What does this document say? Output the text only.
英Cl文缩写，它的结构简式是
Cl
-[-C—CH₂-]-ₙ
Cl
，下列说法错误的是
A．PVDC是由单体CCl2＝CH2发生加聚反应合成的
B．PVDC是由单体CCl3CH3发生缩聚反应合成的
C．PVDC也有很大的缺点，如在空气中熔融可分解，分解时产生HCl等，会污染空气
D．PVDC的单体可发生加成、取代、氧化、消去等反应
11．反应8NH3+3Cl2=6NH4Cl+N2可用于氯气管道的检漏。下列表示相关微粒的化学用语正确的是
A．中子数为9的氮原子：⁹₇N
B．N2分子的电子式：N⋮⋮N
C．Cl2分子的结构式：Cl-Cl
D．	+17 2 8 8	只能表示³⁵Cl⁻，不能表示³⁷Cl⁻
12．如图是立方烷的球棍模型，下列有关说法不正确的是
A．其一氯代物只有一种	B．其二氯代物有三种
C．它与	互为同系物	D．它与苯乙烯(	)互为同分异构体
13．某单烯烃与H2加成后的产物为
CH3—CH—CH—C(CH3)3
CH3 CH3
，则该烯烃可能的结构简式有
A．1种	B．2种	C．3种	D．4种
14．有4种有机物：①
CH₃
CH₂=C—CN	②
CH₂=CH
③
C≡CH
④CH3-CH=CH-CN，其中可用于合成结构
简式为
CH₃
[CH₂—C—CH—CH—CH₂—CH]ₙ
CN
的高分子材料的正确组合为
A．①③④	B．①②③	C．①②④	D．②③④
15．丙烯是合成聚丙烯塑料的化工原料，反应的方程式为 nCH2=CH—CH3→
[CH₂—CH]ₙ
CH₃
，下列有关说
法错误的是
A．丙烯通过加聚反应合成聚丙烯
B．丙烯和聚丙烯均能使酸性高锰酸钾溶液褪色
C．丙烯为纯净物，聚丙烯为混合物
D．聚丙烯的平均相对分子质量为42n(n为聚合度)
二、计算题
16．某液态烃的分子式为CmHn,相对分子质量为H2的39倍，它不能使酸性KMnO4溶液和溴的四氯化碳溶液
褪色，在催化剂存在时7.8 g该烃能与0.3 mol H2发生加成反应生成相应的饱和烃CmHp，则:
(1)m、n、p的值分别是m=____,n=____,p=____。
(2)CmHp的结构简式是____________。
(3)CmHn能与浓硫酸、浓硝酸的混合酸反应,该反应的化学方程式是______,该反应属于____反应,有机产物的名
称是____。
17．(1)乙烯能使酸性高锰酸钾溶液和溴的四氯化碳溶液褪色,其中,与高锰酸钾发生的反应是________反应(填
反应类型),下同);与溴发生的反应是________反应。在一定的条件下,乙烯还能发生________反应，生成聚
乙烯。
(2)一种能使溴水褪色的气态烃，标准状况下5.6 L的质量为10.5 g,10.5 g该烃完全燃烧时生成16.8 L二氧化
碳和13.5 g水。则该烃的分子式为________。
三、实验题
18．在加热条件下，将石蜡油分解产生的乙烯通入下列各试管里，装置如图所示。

^^^^

* [Directions] Copy the material above verbatim.

* [Task solution]
What does this document say? Output the text only.
英Cl文缩写，它的结构简式是
Cl
-[-C—CH₂-]-ₙ
Cl
，下列说法错误的是
A．PVDC是由单体CCl2＝CH2发生加聚反应合成的
B．PVDC是由单体CCl3CH3发生缩聚反应合成的
C．PVDC也有很大的缺点，如在空气中熔融可分解，分解时产生HCl等，会污染空气
D．PVDC的单体可发生加成、取代、氧化、消去等反应
11．反应8NH3+3Cl2=6NH4Cl+N2可用于氯气管道的检漏。下列表示相关微粒的化学用语正确的是
A．中子数为9的氮原子：⁹₇N
B．N2分子的电子式：N⋮⋮N
C．Cl2分子的结构式：Cl-Cl
D．	+17 2 8 8	只能表示³⁵Cl⁻，不能表示³⁷Cl⁻
12．如图是立方烷的球棍模型，下列有关说法不正确的是
A．其一氯代物只有一种	B．其二氯代物有三种
C．它与	互为同系物	D．它与苯乙烯(	)互为同分异构体
13．某单烯烃与H2加成后的产物为
CH3—CH—CH—C(CH3)3
CH3 CH3
，则该烯烃可能的结构简式有
A．1种	B．2种	C．3种	D．4种
14．有4种有机物：①
CH₃
CH₂=C—CN	②
CH₂=CH
③
C≡CH
④CH3-CH=CH-CN，其中可用于合成结构
简式为
CH₃
[CH₂—C—CH—CH—CH₂—CH]ₙ
CN
的高分子材料的正确组合为
A．①③④	B．①②③	C．①②④	D．②③④
15．丙烯是合成聚丙烯塑料的化工原料，反应的方程式为 nCH2=CH—CH3→
[CH₂—CH]ₙ
CH₃
，下列有关说
法错误的是
A．丙烯通过加聚反应合成聚丙烯
B．丙烯和聚丙烯均能使酸性高锰酸钾溶液褪色
C．丙烯为纯净物，聚丙烯为混合物
D．聚丙烯的平均相对分子质量为42n(n为聚合度)
二、计算题
16．某液态烃的分子式为CmHn,相对分子质量为H2的39倍，它不能使酸性KMnO4溶液和溴的四氯化碳溶液
褪色，在催化剂存在时7.8 g该烃能与0.3 mol H2发生加成反应生成相应的饱和烃CmHp，则:
(1)m、n、p的值分别是m=____,n=____,p=____。
(2)CmHp的结构简式是____________。
(3)CmHn能与浓硫酸、浓硝酸的混合酸反应,该反应的化学方程式是______,该反应属于____反应,有机产物的名
称是____。
17．(1)乙烯能使酸性高锰酸钾溶液和溴的四氯化碳溶液褪色,其中,与高锰酸钾发生的反应是________反应(填
反应类型),下同);与溴发生的反应是________反应。在一定的条件下,乙烯还能发生________反应，生成聚
乙烯。
(2)一种能使溴水褪色的气态烃，标准状况下5.6 L的质量为10.5 g,10.5 g该烃完全燃烧时生成16.8 L二氧化
碳和13.5 g水。则该烃的分子式为________。
三、实验题
18．在加热条件下，将石蜡油分解产生的乙烯通入下列各试管里，装置如图所示。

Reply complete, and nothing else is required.